» **What needs to be done**:
Copy out every line of the listing, from its first line down to the line containing "category-view-dependent-geometry-single-texture: View- dependent", with both ends included.
─── Available data ───
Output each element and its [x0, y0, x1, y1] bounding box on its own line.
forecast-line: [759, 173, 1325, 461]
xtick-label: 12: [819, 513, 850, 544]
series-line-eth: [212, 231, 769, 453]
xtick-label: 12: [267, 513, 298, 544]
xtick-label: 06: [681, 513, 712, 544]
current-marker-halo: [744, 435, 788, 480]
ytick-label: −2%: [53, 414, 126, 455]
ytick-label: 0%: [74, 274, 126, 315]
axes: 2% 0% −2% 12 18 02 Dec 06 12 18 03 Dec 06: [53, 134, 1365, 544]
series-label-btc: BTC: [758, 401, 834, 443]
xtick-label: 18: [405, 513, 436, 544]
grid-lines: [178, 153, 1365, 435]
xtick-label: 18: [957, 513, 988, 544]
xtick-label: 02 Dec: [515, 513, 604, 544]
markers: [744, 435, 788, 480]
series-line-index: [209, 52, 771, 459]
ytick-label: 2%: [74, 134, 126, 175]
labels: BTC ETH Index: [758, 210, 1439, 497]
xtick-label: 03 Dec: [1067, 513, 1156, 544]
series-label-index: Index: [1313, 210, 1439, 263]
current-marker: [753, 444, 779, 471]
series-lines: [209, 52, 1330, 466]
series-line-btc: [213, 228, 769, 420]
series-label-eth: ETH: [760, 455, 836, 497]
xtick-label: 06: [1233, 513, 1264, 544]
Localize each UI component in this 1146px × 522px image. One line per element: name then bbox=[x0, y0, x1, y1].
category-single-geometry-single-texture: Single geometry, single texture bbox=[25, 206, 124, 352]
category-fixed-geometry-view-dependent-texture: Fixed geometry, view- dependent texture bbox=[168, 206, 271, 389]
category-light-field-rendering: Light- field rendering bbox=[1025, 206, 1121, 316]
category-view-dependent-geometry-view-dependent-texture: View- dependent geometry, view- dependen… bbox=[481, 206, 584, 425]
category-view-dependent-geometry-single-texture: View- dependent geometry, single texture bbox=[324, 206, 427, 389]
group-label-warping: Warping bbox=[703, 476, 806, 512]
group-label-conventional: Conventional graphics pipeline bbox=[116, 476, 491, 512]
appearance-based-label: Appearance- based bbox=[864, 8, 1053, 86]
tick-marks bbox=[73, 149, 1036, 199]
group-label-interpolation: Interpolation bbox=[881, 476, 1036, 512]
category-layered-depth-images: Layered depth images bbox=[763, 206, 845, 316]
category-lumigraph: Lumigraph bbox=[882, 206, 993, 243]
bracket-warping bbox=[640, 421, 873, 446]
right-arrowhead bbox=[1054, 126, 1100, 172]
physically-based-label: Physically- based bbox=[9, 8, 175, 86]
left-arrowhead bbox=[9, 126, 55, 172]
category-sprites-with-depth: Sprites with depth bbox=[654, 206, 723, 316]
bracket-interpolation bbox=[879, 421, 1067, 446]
───
» **The solution**:
Output each element and its [x0, y0, x1, y1] bounding box on its own line.
forecast-line: [759, 173, 1325, 461]
xtick-label: 12: [819, 513, 850, 544]
series-line-eth: [212, 231, 769, 453]
xtick-label: 12: [267, 513, 298, 544]
xtick-label: 06: [681, 513, 712, 544]
current-marker-halo: [744, 435, 788, 480]
ytick-label: −2%: [53, 414, 126, 455]
ytick-label: 0%: [74, 274, 126, 315]
axes: 2% 0% −2% 12 18 02 Dec 06 12 18 03 Dec 06: [53, 134, 1365, 544]
series-label-btc: BTC: [758, 401, 834, 443]
xtick-label: 18: [405, 513, 436, 544]
grid-lines: [178, 153, 1365, 435]
xtick-label: 18: [957, 513, 988, 544]
xtick-label: 02 Dec: [515, 513, 604, 544]
markers: [744, 435, 788, 480]
series-line-index: [209, 52, 771, 459]
ytick-label: 2%: [74, 134, 126, 175]
labels: BTC ETH Index: [758, 210, 1439, 497]
xtick-label: 03 Dec: [1067, 513, 1156, 544]
series-label-index: Index: [1313, 210, 1439, 263]
current-marker: [753, 444, 779, 471]
series-lines: [209, 52, 1330, 466]
series-line-btc: [213, 228, 769, 420]
series-label-eth: ETH: [760, 455, 836, 497]
xtick-label: 06: [1233, 513, 1264, 544]
Localize each UI component in this 1146px × 522px image. One line per element: name then bbox=[x0, y0, x1, y1].
category-single-geometry-single-texture: Single geometry, single texture bbox=[25, 206, 124, 352]
category-fixed-geometry-view-dependent-texture: Fixed geometry, view- dependent texture bbox=[168, 206, 271, 389]
category-light-field-rendering: Light- field rendering bbox=[1025, 206, 1121, 316]
category-view-dependent-geometry-view-dependent-texture: View- dependent geometry, view- dependen… bbox=[481, 206, 584, 425]
category-view-dependent-geometry-single-texture: View- dependent geometry, single texture bbox=[324, 206, 427, 389]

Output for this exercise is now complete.